(抽出テキスト)

4. 年金額改定で年金が増えても「実質的には年金は目減り」が続く
公的年金の金額は、賃金や物価の動向を踏まえて毎年度見直しが行われており、令和7年度(2025年度)の年金支給額を前年度から1.9%引き上げとなっています。
3年連続で年金額の引き上げが続いていますが、「マクロ経済スライド(※)」の影響により、物価上昇率には届かない改定率となっています。つまり、物価の上昇に年金額が追いついていない状況です。
さらに、多くの高齢者は老齢年金から天引きされるかたちで、以下の税金や社会保険料を支払っています。
- 介護保険料
- 公的医療保険(国民健康保険・後期高齢者医療制度)の保険料
- 個人住民税および森林環境税
- 所得税および復興特別所得税
年金の見込み額は「ねんきん定期便」や「ねんきんネット」で確認できますが、税金や社会保険料を引いた残りで生活することになります。

(課題一覧)
A. 上の本文で「3年連続で年金額の引き上げが続いていますが」で始まる段落を、主な事実を残して短い箇条書きに書き直してください。
B. 上の本文について、次の問いに答えてください。
(i) 令和7年度(2025年度)の年金支給額は前年度から何%引き上げられましたか？
(ii) 天引きされる保険料のうち、公的医療保険として挙げられている制度は何ですか？
(iii) 年金の見込み額はどこで確認できますか？

保存済みデータ項目:
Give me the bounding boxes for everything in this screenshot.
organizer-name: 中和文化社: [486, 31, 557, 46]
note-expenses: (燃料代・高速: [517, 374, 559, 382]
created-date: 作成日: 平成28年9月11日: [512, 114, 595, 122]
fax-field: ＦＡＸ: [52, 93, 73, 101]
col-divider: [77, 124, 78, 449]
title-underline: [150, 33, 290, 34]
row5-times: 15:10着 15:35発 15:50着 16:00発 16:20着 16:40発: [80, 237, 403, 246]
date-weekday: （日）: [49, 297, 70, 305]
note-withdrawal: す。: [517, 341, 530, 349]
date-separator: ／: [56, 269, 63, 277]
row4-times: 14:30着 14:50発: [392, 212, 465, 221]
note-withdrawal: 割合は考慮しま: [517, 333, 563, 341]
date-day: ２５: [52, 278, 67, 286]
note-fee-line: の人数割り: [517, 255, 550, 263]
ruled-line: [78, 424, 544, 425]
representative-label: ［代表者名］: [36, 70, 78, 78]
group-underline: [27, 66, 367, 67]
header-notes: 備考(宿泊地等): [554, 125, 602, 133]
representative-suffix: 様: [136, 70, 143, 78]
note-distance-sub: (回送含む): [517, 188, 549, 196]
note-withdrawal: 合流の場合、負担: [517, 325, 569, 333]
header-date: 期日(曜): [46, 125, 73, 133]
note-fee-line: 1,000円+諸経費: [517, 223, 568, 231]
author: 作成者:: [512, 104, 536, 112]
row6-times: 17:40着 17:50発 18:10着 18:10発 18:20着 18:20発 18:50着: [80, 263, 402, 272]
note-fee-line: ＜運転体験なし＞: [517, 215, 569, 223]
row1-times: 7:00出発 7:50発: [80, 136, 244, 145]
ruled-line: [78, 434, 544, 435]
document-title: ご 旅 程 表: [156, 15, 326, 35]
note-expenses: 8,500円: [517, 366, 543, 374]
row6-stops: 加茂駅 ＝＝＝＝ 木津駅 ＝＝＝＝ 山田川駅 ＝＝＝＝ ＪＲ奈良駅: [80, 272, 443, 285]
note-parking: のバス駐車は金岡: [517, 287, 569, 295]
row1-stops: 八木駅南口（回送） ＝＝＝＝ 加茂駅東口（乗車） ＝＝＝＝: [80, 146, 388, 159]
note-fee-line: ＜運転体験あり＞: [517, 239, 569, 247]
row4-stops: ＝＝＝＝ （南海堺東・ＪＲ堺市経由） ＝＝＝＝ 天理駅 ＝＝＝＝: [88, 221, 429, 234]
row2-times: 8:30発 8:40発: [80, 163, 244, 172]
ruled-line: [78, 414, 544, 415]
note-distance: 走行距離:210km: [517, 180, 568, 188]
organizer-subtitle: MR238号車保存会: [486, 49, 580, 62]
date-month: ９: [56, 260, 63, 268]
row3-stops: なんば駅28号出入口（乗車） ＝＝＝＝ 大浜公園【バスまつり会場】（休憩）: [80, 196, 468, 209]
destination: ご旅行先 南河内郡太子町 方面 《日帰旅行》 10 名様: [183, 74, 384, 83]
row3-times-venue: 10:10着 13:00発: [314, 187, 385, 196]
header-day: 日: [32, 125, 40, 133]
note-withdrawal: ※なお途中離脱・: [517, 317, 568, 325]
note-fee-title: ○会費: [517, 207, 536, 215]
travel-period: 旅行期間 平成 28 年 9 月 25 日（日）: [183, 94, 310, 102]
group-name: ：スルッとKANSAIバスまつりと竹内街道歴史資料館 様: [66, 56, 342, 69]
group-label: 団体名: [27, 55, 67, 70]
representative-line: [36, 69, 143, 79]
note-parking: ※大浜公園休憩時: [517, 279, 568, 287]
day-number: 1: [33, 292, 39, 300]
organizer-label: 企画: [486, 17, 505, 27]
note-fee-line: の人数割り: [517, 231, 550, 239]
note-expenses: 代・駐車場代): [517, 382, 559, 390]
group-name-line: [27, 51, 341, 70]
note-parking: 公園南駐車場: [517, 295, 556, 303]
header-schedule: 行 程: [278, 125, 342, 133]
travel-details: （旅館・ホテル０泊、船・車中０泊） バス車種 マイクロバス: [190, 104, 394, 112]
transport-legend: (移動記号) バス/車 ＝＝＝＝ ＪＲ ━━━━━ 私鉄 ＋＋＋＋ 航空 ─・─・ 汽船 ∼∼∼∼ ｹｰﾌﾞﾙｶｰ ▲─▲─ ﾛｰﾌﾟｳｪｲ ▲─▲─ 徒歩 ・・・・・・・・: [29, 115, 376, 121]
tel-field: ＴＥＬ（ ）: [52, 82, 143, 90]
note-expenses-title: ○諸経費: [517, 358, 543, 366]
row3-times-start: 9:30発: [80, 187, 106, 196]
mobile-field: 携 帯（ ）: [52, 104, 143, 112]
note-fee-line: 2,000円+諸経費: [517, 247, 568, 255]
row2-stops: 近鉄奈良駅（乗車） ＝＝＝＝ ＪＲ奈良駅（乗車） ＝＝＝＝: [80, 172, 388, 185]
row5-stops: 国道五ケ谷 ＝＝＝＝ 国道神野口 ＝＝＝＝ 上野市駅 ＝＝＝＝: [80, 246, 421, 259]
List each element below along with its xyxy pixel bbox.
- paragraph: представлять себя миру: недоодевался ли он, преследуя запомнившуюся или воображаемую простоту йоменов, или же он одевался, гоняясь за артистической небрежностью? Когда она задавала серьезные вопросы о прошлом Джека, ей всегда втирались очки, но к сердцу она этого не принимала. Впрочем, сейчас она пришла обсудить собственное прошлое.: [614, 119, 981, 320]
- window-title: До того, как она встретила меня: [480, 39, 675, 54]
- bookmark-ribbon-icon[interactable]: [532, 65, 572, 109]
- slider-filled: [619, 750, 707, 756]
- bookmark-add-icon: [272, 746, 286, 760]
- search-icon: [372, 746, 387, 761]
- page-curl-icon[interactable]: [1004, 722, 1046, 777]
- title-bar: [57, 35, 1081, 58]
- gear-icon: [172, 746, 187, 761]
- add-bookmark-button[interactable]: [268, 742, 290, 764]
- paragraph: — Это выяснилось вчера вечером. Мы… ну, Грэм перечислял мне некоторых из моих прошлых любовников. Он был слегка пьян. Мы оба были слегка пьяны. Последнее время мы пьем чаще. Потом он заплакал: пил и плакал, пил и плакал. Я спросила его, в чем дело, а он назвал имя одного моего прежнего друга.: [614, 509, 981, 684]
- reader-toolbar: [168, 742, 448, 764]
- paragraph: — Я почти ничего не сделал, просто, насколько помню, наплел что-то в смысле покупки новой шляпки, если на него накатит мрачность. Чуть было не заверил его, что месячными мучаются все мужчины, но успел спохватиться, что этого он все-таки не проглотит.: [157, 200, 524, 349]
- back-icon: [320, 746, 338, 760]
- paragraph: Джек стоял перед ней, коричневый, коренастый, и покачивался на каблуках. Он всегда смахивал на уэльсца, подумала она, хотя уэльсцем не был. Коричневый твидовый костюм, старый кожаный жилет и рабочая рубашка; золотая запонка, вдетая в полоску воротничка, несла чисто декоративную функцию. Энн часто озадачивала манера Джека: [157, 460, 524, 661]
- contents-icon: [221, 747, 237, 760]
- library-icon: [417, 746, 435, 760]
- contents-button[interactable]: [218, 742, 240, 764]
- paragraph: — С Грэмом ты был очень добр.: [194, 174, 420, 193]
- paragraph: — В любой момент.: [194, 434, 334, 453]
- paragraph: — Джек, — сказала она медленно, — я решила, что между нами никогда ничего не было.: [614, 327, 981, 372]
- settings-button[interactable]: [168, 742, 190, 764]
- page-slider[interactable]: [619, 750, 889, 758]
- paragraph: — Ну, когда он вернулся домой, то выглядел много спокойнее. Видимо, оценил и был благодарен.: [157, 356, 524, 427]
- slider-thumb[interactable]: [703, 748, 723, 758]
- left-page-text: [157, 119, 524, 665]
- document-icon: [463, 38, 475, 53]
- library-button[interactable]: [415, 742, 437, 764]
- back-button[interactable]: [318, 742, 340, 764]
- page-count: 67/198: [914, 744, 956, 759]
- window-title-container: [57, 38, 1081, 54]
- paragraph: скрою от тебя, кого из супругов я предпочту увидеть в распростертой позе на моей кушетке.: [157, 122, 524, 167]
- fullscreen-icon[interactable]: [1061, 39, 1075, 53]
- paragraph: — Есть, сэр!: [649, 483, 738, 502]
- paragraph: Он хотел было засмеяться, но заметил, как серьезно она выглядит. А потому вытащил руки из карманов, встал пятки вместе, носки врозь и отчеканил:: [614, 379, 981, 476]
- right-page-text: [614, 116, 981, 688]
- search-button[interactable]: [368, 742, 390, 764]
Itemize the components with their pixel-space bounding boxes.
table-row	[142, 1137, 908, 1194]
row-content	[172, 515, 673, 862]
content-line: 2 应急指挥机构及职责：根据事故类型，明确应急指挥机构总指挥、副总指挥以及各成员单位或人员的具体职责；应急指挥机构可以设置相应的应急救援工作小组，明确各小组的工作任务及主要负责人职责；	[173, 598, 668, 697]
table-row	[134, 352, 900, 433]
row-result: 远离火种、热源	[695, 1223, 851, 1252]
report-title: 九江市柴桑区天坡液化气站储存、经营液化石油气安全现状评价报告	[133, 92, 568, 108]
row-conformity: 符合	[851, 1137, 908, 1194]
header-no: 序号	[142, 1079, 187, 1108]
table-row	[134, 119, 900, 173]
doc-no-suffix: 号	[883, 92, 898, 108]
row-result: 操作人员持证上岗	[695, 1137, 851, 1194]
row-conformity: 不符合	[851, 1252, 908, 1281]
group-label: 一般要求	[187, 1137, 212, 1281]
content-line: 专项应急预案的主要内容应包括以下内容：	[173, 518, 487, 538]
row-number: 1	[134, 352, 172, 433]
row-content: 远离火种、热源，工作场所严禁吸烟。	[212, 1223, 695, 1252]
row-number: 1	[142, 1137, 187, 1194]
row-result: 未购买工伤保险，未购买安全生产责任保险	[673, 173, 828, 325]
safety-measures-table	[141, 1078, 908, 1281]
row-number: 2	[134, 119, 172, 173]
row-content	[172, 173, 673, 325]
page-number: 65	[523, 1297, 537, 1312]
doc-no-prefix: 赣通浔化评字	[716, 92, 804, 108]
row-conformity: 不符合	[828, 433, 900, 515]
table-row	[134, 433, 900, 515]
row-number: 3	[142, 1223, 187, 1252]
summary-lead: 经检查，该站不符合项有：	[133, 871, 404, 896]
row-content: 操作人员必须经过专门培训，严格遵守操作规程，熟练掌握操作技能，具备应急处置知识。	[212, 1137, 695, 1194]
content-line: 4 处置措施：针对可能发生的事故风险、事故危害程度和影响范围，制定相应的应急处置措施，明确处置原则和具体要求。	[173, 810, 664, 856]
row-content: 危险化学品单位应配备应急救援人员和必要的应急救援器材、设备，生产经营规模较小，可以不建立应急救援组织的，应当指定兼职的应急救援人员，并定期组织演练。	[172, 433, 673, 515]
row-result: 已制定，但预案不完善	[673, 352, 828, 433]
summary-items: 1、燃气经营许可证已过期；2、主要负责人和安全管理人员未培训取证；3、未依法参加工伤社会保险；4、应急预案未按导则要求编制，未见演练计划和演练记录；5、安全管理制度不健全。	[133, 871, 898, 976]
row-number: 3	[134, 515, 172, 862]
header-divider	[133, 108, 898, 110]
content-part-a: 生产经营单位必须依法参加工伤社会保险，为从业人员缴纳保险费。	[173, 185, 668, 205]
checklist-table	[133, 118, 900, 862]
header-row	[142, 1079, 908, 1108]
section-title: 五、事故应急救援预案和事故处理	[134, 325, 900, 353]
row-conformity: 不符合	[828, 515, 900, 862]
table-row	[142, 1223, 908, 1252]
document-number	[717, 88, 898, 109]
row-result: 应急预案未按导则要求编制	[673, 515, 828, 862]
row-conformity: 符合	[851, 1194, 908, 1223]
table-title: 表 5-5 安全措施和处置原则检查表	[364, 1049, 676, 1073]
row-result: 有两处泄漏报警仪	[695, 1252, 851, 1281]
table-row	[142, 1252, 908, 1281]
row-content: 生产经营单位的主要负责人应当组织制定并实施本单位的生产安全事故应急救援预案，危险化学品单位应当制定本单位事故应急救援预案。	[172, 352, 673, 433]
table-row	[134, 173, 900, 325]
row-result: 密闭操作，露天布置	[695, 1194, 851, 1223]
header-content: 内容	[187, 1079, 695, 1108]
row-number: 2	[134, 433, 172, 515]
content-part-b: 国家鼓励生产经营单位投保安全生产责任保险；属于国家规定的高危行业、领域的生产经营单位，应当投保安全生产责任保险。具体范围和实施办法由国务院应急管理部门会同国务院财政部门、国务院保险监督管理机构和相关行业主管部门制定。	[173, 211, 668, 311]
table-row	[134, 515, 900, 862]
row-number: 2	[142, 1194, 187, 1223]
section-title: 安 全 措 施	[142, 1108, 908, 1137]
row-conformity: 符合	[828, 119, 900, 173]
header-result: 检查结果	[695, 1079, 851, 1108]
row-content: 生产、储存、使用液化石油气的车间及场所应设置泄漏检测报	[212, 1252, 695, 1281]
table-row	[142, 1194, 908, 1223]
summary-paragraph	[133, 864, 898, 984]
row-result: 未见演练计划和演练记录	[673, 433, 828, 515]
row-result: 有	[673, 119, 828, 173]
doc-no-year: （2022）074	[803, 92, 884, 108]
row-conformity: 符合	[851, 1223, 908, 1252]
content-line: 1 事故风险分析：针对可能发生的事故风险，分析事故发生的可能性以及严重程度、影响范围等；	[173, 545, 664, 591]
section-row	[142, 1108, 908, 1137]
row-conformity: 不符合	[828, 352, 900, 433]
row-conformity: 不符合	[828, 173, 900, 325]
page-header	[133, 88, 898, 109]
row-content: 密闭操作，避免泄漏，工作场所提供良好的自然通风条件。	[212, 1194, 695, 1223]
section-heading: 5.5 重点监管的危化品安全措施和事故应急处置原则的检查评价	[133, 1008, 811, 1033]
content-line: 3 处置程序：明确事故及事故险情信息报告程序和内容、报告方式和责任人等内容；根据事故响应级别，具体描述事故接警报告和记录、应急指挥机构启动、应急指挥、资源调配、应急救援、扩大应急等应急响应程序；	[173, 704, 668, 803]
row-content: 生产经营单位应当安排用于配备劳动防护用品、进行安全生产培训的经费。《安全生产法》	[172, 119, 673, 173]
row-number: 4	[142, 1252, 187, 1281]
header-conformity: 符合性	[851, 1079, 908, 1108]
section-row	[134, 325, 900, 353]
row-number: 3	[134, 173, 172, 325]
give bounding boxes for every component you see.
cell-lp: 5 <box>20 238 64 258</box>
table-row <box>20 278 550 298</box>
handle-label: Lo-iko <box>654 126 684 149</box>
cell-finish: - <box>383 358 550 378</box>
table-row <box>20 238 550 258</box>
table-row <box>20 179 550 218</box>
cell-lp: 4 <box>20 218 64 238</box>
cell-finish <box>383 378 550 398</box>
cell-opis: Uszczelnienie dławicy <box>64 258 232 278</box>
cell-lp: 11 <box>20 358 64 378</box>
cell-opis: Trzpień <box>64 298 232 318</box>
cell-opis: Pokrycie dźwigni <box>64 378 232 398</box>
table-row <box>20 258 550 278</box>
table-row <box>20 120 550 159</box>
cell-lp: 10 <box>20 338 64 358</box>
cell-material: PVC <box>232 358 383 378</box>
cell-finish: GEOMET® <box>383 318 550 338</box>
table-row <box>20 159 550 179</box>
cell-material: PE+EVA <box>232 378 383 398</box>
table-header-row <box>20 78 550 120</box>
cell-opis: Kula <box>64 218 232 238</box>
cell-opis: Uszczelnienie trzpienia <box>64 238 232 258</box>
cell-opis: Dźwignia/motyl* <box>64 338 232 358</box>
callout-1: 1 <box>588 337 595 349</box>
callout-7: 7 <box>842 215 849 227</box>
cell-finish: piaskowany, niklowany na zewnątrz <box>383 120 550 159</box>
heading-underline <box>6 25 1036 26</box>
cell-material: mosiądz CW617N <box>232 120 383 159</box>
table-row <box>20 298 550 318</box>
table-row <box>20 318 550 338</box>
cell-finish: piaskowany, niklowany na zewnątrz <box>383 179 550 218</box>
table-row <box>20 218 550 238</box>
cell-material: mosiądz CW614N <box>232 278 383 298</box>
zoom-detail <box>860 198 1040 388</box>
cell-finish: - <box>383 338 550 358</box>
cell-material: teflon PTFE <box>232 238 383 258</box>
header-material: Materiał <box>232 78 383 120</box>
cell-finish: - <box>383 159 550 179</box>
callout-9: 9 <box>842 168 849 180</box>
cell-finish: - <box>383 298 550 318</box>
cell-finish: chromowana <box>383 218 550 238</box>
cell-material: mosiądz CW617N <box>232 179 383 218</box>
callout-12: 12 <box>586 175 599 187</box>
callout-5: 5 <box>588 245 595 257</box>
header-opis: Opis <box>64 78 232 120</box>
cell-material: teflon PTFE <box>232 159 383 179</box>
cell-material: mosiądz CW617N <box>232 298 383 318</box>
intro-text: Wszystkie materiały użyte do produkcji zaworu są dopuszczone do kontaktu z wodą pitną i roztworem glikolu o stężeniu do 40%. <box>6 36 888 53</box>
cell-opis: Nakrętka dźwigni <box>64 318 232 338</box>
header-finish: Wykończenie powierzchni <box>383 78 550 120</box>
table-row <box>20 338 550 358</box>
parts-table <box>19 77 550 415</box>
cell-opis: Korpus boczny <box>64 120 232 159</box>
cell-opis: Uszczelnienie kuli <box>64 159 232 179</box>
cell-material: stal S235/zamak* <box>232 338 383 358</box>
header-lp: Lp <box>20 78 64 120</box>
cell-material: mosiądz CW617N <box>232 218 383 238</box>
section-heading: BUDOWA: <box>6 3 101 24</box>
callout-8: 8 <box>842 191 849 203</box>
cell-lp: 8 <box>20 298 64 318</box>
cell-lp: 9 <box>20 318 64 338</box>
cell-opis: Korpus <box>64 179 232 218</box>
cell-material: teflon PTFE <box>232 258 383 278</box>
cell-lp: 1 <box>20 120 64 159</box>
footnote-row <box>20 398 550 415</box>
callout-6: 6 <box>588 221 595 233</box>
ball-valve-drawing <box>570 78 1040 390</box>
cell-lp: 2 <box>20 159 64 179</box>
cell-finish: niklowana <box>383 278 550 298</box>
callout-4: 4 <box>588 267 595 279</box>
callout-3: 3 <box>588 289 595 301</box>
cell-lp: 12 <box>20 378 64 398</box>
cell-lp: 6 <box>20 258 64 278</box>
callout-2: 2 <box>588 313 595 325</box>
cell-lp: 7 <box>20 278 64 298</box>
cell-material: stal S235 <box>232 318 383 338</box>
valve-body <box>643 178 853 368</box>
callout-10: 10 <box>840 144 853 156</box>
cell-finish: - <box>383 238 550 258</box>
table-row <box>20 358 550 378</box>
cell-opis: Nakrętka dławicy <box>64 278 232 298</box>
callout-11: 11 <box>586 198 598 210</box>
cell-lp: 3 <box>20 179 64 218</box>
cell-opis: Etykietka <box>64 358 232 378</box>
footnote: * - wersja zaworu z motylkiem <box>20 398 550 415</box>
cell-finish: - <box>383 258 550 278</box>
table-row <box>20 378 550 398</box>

(課題の解答)
A.
- 年金額の引き上げは3年連続で続いている
- マクロ経済スライドの影響で、改定率は物価上昇率に届いていない
- 年金額が物価の上昇に追いついていない状況である

B.
(i) 1.9%
(ii) 国民健康保険と後期高齢者医療制度
(iii) 「ねんきん定期便」と「ねんきんネット」